WHAT THE TASK ASKS:
For the material that follows, list every line containing the word "noise".

EXERCISE MATERIALS:
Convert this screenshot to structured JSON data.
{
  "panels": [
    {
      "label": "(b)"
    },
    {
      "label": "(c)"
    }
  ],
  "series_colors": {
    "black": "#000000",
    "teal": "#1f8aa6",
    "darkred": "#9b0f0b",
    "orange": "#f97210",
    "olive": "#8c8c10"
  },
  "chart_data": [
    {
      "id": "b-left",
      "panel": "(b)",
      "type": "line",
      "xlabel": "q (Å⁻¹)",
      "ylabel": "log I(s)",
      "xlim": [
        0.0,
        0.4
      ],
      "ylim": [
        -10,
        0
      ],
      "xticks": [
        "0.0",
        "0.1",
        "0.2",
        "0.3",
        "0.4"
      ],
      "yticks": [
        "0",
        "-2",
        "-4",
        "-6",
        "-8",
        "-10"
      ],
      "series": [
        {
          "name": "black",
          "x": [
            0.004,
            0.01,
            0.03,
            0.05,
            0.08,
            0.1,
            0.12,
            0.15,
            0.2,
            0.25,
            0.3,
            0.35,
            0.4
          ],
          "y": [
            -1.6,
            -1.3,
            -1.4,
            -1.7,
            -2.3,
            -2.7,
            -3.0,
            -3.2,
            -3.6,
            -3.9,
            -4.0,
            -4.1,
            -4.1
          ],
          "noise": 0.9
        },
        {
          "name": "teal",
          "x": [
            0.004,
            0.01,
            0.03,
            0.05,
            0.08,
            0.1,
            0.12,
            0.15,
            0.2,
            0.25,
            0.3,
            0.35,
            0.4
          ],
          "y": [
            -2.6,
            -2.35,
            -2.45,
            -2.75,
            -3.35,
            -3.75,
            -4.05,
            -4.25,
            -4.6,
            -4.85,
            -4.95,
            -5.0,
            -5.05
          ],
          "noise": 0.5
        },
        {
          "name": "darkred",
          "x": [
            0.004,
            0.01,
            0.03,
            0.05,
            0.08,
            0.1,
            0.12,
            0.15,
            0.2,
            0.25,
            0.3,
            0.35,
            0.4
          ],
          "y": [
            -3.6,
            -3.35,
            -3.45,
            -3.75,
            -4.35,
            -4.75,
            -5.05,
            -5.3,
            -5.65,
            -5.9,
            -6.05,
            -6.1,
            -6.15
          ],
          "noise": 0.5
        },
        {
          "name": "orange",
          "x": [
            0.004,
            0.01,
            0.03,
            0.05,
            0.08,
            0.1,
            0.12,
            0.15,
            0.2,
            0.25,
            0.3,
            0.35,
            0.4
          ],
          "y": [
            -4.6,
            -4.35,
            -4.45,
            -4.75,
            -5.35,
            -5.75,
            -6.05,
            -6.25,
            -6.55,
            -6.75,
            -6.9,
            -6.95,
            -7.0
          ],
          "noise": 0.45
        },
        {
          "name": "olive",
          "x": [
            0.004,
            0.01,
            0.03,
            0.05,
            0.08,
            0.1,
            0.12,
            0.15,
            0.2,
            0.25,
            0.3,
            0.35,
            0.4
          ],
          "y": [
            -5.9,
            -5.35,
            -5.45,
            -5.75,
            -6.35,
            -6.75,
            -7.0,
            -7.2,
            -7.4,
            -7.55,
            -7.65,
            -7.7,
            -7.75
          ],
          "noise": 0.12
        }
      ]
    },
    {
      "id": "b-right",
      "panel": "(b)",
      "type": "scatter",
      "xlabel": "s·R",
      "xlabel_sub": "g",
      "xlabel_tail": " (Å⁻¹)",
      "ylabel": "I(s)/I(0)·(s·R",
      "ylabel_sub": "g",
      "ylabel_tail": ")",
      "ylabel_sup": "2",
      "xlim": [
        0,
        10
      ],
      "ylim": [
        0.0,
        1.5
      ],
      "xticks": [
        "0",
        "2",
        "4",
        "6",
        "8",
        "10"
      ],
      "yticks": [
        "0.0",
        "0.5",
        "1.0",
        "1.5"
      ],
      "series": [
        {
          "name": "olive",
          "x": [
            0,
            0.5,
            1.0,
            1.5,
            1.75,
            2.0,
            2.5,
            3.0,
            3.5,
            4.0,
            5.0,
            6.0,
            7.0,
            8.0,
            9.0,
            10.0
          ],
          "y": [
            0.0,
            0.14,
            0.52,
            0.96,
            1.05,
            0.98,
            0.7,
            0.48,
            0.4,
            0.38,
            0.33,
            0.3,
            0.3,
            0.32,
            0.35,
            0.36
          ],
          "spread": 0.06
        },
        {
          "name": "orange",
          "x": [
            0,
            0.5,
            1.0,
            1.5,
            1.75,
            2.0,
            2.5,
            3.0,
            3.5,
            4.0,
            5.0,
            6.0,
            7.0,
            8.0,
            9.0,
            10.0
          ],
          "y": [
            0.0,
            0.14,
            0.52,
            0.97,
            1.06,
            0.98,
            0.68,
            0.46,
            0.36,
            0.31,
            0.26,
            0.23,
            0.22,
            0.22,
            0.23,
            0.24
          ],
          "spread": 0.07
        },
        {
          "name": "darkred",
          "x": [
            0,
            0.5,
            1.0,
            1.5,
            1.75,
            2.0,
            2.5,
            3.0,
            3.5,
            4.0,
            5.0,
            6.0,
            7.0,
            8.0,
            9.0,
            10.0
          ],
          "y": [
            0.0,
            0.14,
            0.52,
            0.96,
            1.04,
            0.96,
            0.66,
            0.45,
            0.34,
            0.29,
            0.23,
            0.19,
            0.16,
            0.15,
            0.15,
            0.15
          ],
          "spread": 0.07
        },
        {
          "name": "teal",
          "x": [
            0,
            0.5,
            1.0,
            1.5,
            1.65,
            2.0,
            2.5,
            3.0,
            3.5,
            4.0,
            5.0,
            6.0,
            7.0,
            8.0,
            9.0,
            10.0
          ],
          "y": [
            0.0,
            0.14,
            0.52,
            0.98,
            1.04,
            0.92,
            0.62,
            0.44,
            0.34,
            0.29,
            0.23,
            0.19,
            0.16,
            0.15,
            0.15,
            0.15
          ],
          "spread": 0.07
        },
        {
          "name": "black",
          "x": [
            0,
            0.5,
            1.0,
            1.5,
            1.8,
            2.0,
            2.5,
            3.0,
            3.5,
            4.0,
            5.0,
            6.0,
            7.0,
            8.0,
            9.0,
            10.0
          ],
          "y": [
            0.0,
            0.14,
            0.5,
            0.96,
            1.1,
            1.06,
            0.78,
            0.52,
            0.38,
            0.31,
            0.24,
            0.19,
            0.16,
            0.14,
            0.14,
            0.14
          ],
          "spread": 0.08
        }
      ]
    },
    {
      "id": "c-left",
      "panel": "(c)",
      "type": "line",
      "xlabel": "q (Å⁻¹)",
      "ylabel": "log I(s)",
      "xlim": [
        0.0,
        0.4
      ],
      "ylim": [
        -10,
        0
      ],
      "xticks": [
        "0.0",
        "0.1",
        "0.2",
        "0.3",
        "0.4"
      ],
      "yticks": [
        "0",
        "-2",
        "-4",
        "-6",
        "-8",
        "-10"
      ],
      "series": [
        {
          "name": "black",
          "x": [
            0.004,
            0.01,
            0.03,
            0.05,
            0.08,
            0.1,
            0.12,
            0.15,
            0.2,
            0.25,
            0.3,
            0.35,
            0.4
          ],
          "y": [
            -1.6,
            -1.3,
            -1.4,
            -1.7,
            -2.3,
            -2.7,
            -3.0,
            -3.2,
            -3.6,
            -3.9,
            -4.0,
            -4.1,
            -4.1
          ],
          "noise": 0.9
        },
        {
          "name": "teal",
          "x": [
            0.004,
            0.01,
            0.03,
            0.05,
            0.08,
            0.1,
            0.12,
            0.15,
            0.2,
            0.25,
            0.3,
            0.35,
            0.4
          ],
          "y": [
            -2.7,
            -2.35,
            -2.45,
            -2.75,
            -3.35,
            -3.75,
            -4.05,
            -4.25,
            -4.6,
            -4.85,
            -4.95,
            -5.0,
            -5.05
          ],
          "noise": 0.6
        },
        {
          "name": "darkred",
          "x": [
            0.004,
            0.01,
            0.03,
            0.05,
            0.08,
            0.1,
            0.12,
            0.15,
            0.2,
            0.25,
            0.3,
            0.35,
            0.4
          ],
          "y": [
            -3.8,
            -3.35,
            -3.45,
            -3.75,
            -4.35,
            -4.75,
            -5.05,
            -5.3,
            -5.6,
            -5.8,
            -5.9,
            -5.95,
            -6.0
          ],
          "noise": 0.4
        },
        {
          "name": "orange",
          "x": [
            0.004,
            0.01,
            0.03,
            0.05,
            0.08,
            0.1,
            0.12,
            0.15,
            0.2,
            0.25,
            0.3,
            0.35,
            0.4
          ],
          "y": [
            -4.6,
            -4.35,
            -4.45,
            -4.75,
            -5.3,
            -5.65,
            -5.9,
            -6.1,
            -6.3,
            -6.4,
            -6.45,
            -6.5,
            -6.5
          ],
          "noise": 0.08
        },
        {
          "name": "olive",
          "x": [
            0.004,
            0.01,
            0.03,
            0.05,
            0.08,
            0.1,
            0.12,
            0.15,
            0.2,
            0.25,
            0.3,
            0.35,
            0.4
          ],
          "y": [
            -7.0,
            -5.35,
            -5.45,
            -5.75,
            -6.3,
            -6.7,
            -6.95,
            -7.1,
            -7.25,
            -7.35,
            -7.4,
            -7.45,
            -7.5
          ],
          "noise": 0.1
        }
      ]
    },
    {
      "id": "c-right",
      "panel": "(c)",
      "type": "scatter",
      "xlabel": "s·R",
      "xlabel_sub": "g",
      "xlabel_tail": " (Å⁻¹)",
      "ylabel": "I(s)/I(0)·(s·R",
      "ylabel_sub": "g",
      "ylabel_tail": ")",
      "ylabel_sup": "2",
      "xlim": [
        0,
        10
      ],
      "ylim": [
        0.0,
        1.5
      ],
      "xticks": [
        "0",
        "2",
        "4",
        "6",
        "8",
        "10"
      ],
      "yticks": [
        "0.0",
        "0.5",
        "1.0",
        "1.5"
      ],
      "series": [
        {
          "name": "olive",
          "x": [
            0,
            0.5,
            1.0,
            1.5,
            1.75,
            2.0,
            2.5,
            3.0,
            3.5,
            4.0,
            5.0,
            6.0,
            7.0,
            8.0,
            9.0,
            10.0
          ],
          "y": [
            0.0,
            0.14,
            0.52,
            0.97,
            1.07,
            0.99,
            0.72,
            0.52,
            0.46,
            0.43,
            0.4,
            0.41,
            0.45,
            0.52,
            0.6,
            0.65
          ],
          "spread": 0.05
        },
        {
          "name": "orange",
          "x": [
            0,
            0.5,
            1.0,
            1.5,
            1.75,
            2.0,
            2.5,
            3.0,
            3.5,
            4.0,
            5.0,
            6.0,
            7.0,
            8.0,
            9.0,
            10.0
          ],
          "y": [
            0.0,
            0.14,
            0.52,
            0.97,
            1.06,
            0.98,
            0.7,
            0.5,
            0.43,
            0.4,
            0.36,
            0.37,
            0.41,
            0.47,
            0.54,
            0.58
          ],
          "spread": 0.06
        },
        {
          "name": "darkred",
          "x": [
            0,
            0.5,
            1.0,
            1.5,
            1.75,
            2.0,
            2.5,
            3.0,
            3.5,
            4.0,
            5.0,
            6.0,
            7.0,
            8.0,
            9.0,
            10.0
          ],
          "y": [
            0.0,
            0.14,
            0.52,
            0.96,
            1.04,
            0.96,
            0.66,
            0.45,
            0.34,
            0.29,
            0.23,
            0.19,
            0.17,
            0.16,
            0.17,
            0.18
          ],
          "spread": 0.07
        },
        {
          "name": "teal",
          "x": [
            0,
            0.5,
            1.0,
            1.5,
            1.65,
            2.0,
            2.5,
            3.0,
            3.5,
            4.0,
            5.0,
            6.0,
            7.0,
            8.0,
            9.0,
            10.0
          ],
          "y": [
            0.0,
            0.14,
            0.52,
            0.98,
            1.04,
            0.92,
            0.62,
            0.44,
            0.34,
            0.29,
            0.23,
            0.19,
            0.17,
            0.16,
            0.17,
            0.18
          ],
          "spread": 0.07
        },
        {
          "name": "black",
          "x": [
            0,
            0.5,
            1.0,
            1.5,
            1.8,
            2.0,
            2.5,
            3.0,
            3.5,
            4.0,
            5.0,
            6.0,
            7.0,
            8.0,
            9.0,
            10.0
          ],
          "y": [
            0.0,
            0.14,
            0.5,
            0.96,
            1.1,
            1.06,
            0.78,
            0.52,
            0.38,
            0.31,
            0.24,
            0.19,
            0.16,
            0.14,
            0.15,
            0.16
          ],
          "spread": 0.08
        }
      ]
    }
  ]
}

TASK RESPONSE:
          "noise": 0.9
          "noise": 0.5
          "noise": 0.5
          "noise": 0.45
          "noise": 0.12
          "noise": 0.9
          "noise": 0.6
          "noise": 0.4
          "noise": 0.08
          "noise": 0.1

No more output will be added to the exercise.